Give only the number of lines that include the string "occurance".

[Source records]
--------------------------------

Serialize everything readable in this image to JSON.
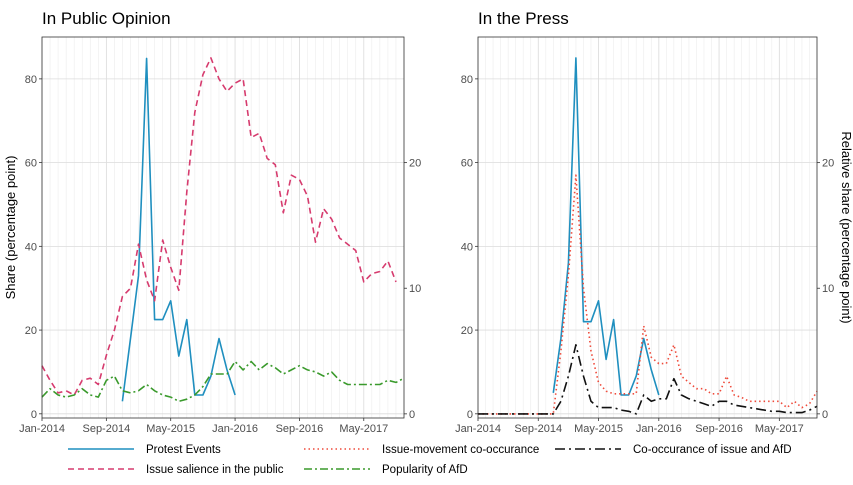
{
  "chart_data": [
    {
      "type": "line",
      "title": "In Public Opinion",
      "ylabel": "Share (percentage point)",
      "ylabel_right": "",
      "xlim": [
        "2014-01",
        "2017-10"
      ],
      "ylim_left": [
        -1,
        90
      ],
      "ylim_right": [
        -0.33,
        30
      ],
      "x_ticks": [
        "Jan-2014",
        "Sep-2014",
        "May-2015",
        "Jan-2016",
        "Sep-2016",
        "May-2017"
      ],
      "y_ticks_left": [
        "0",
        "20",
        "40",
        "60",
        "80"
      ],
      "y_ticks_right": [
        "0",
        "10",
        "20"
      ],
      "grid": true,
      "series": [
        {
          "name": "Protest Events",
          "color": "#1f8fbf",
          "dash": "solid",
          "axis": "right",
          "points": [
            [
              "2014-11",
              1.0
            ],
            [
              "2014-12",
              6.0
            ],
            [
              "2015-01",
              11.0
            ],
            [
              "2015-02",
              28.3
            ],
            [
              "2015-03",
              7.5
            ],
            [
              "2015-04",
              7.5
            ],
            [
              "2015-05",
              9.0
            ],
            [
              "2015-06",
              4.6
            ],
            [
              "2015-07",
              7.5
            ],
            [
              "2015-08",
              1.5
            ],
            [
              "2015-09",
              1.5
            ],
            [
              "2015-10",
              3.0
            ],
            [
              "2015-11",
              6.0
            ],
            [
              "2015-12",
              3.5
            ],
            [
              "2016-01",
              1.5
            ]
          ]
        },
        {
          "name": "Issue salience in the public",
          "color": "#d63b6e",
          "dash": "dashed",
          "axis": "left",
          "points": [
            [
              "2014-01",
              11.5
            ],
            [
              "2014-02",
              8.0
            ],
            [
              "2014-03",
              5.0
            ],
            [
              "2014-04",
              5.5
            ],
            [
              "2014-05",
              4.5
            ],
            [
              "2014-06",
              8.0
            ],
            [
              "2014-07",
              8.5
            ],
            [
              "2014-08",
              7.0
            ],
            [
              "2014-09",
              14.0
            ],
            [
              "2014-10",
              20.0
            ],
            [
              "2014-11",
              28.0
            ],
            [
              "2014-12",
              30.0
            ],
            [
              "2015-01",
              40.5
            ],
            [
              "2015-02",
              32.0
            ],
            [
              "2015-03",
              27.0
            ],
            [
              "2015-04",
              41.5
            ],
            [
              "2015-05",
              35.0
            ],
            [
              "2015-06",
              29.5
            ],
            [
              "2015-07",
              53.0
            ],
            [
              "2015-08",
              72.0
            ],
            [
              "2015-09",
              81.0
            ],
            [
              "2015-10",
              85.0
            ],
            [
              "2015-11",
              80.0
            ],
            [
              "2015-12",
              77.0
            ],
            [
              "2016-01",
              79.0
            ],
            [
              "2016-02",
              80.0
            ],
            [
              "2016-03",
              66.0
            ],
            [
              "2016-04",
              67.0
            ],
            [
              "2016-05",
              61.0
            ],
            [
              "2016-06",
              59.5
            ],
            [
              "2016-07",
              48.0
            ],
            [
              "2016-08",
              57.0
            ],
            [
              "2016-09",
              56.0
            ],
            [
              "2016-10",
              52.0
            ],
            [
              "2016-11",
              41.0
            ],
            [
              "2016-12",
              49.0
            ],
            [
              "2017-01",
              46.5
            ],
            [
              "2017-02",
              42.0
            ],
            [
              "2017-03",
              40.5
            ],
            [
              "2017-04",
              39.0
            ],
            [
              "2017-05",
              31.5
            ],
            [
              "2017-06",
              33.5
            ],
            [
              "2017-07",
              34.0
            ],
            [
              "2017-08",
              36.5
            ],
            [
              "2017-09",
              31.5
            ]
          ]
        },
        {
          "name": "Popularity of AfD",
          "color": "#3a9a2c",
          "dash": "dashdot",
          "axis": "left",
          "points": [
            [
              "2014-01",
              4.0
            ],
            [
              "2014-02",
              6.0
            ],
            [
              "2014-03",
              4.5
            ],
            [
              "2014-04",
              4.0
            ],
            [
              "2014-05",
              4.5
            ],
            [
              "2014-06",
              6.0
            ],
            [
              "2014-07",
              4.5
            ],
            [
              "2014-08",
              4.0
            ],
            [
              "2014-09",
              8.0
            ],
            [
              "2014-10",
              9.0
            ],
            [
              "2014-11",
              5.5
            ],
            [
              "2014-12",
              5.0
            ],
            [
              "2015-01",
              5.5
            ],
            [
              "2015-02",
              7.0
            ],
            [
              "2015-03",
              5.5
            ],
            [
              "2015-04",
              4.5
            ],
            [
              "2015-05",
              4.0
            ],
            [
              "2015-06",
              3.0
            ],
            [
              "2015-07",
              3.5
            ],
            [
              "2015-08",
              4.5
            ],
            [
              "2015-09",
              6.5
            ],
            [
              "2015-10",
              9.5
            ],
            [
              "2015-11",
              9.5
            ],
            [
              "2015-12",
              9.5
            ],
            [
              "2016-01",
              12.5
            ],
            [
              "2016-02",
              10.5
            ],
            [
              "2016-03",
              12.5
            ],
            [
              "2016-04",
              10.5
            ],
            [
              "2016-05",
              12.0
            ],
            [
              "2016-06",
              11.0
            ],
            [
              "2016-07",
              9.5
            ],
            [
              "2016-08",
              10.5
            ],
            [
              "2016-09",
              11.5
            ],
            [
              "2016-10",
              10.5
            ],
            [
              "2016-11",
              10.0
            ],
            [
              "2016-12",
              9.0
            ],
            [
              "2017-01",
              10.0
            ],
            [
              "2017-02",
              8.0
            ],
            [
              "2017-03",
              7.0
            ],
            [
              "2017-04",
              7.0
            ],
            [
              "2017-05",
              7.0
            ],
            [
              "2017-06",
              7.0
            ],
            [
              "2017-07",
              7.0
            ],
            [
              "2017-08",
              8.0
            ],
            [
              "2017-09",
              7.5
            ],
            [
              "2017-10",
              8.5
            ]
          ]
        }
      ]
    },
    {
      "type": "line",
      "title": "In the Press",
      "ylabel": "",
      "ylabel_right": "Relative share (percentage point)",
      "xlim": [
        "2014-01",
        "2017-10"
      ],
      "ylim_left": [
        -1,
        90
      ],
      "ylim_right": [
        -0.33,
        30
      ],
      "x_ticks": [
        "Jan-2014",
        "Sep-2014",
        "May-2015",
        "Jan-2016",
        "Sep-2016",
        "May-2017"
      ],
      "y_ticks_left": [
        "0",
        "20",
        "40",
        "60",
        "80"
      ],
      "y_ticks_right": [
        "0",
        "10",
        "20"
      ],
      "grid": true,
      "series": [
        {
          "name": "Protest Events",
          "color": "#1f8fbf",
          "dash": "solid",
          "axis": "left",
          "points": [
            [
              "2014-11",
              5.0
            ],
            [
              "2014-12",
              18.0
            ],
            [
              "2015-01",
              36.0
            ],
            [
              "2015-02",
              85.0
            ],
            [
              "2015-03",
              22.0
            ],
            [
              "2015-04",
              22.0
            ],
            [
              "2015-05",
              27.0
            ],
            [
              "2015-06",
              13.0
            ],
            [
              "2015-07",
              22.5
            ],
            [
              "2015-08",
              4.5
            ],
            [
              "2015-09",
              4.5
            ],
            [
              "2015-10",
              9.0
            ],
            [
              "2015-11",
              18.0
            ],
            [
              "2015-12",
              10.5
            ],
            [
              "2016-01",
              4.5
            ]
          ]
        },
        {
          "name": "Issue-movement co-occurance",
          "color": "#ef4a3a",
          "dash": "dotted",
          "axis": "right",
          "points": [
            [
              "2014-01",
              0
            ],
            [
              "2014-02",
              0
            ],
            [
              "2014-03",
              0
            ],
            [
              "2014-04",
              0
            ],
            [
              "2014-05",
              0
            ],
            [
              "2014-06",
              0
            ],
            [
              "2014-07",
              0
            ],
            [
              "2014-08",
              0
            ],
            [
              "2014-09",
              0
            ],
            [
              "2014-10",
              0
            ],
            [
              "2014-11",
              0
            ],
            [
              "2014-12",
              5.0
            ],
            [
              "2015-01",
              11.0
            ],
            [
              "2015-02",
              19.0
            ],
            [
              "2015-03",
              10.0
            ],
            [
              "2015-04",
              5.0
            ],
            [
              "2015-05",
              2.5
            ],
            [
              "2015-06",
              1.8
            ],
            [
              "2015-07",
              1.6
            ],
            [
              "2015-08",
              1.6
            ],
            [
              "2015-09",
              1.6
            ],
            [
              "2015-10",
              1.6
            ],
            [
              "2015-11",
              7.0
            ],
            [
              "2015-12",
              4.5
            ],
            [
              "2016-01",
              4.0
            ],
            [
              "2016-02",
              4.0
            ],
            [
              "2016-03",
              5.5
            ],
            [
              "2016-04",
              3.0
            ],
            [
              "2016-05",
              2.5
            ],
            [
              "2016-06",
              2.0
            ],
            [
              "2016-07",
              2.0
            ],
            [
              "2016-08",
              1.6
            ],
            [
              "2016-09",
              1.6
            ],
            [
              "2016-10",
              3.0
            ],
            [
              "2016-11",
              1.5
            ],
            [
              "2016-12",
              1.3
            ],
            [
              "2017-01",
              1.0
            ],
            [
              "2017-02",
              1.0
            ],
            [
              "2017-03",
              1.0
            ],
            [
              "2017-04",
              1.0
            ],
            [
              "2017-05",
              1.0
            ],
            [
              "2017-06",
              0.5
            ],
            [
              "2017-07",
              1.0
            ],
            [
              "2017-08",
              0.5
            ],
            [
              "2017-09",
              0.8
            ],
            [
              "2017-10",
              1.8
            ]
          ]
        },
        {
          "name": "Co-occurance of issue and AfD",
          "color": "#111111",
          "dash": "longdash",
          "axis": "right",
          "points": [
            [
              "2014-01",
              0
            ],
            [
              "2014-02",
              0
            ],
            [
              "2014-03",
              0
            ],
            [
              "2014-04",
              0
            ],
            [
              "2014-05",
              0
            ],
            [
              "2014-06",
              0
            ],
            [
              "2014-07",
              0
            ],
            [
              "2014-08",
              0
            ],
            [
              "2014-09",
              0
            ],
            [
              "2014-10",
              0
            ],
            [
              "2014-11",
              0
            ],
            [
              "2014-12",
              1.0
            ],
            [
              "2015-01",
              3.0
            ],
            [
              "2015-02",
              5.5
            ],
            [
              "2015-03",
              3.0
            ],
            [
              "2015-04",
              1.0
            ],
            [
              "2015-05",
              0.5
            ],
            [
              "2015-06",
              0.5
            ],
            [
              "2015-07",
              0.5
            ],
            [
              "2015-08",
              0.3
            ],
            [
              "2015-09",
              0.2
            ],
            [
              "2015-10",
              0.0
            ],
            [
              "2015-11",
              1.5
            ],
            [
              "2015-12",
              1.0
            ],
            [
              "2016-01",
              1.2
            ],
            [
              "2016-02",
              1.2
            ],
            [
              "2016-03",
              2.8
            ],
            [
              "2016-04",
              1.5
            ],
            [
              "2016-05",
              1.2
            ],
            [
              "2016-06",
              1.0
            ],
            [
              "2016-07",
              0.8
            ],
            [
              "2016-08",
              0.6
            ],
            [
              "2016-09",
              1.0
            ],
            [
              "2016-10",
              1.0
            ],
            [
              "2016-11",
              0.7
            ],
            [
              "2016-12",
              0.6
            ],
            [
              "2017-01",
              0.5
            ],
            [
              "2017-02",
              0.4
            ],
            [
              "2017-03",
              0.3
            ],
            [
              "2017-04",
              0.2
            ],
            [
              "2017-05",
              0.2
            ],
            [
              "2017-06",
              0.1
            ],
            [
              "2017-07",
              0.1
            ],
            [
              "2017-08",
              0.1
            ],
            [
              "2017-09",
              0.3
            ],
            [
              "2017-10",
              0.6
            ]
          ]
        }
      ]
    }
  ],
  "legend": [
    {
      "label": "Protest Events",
      "color": "#1f8fbf",
      "dash": "solid"
    },
    {
      "label": "Issue-movement co-occurance",
      "color": "#ef4a3a",
      "dash": "dotted"
    },
    {
      "label": "Co-occurance of issue and AfD",
      "color": "#111111",
      "dash": "longdash"
    },
    {
      "label": "Issue salience in the public",
      "color": "#d63b6e",
      "dash": "dashed"
    },
    {
      "label": "Popularity of AfD",
      "color": "#3a9a2c",
      "dash": "dashdot"
    }
  ]
}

--------------------------------

Solution:
4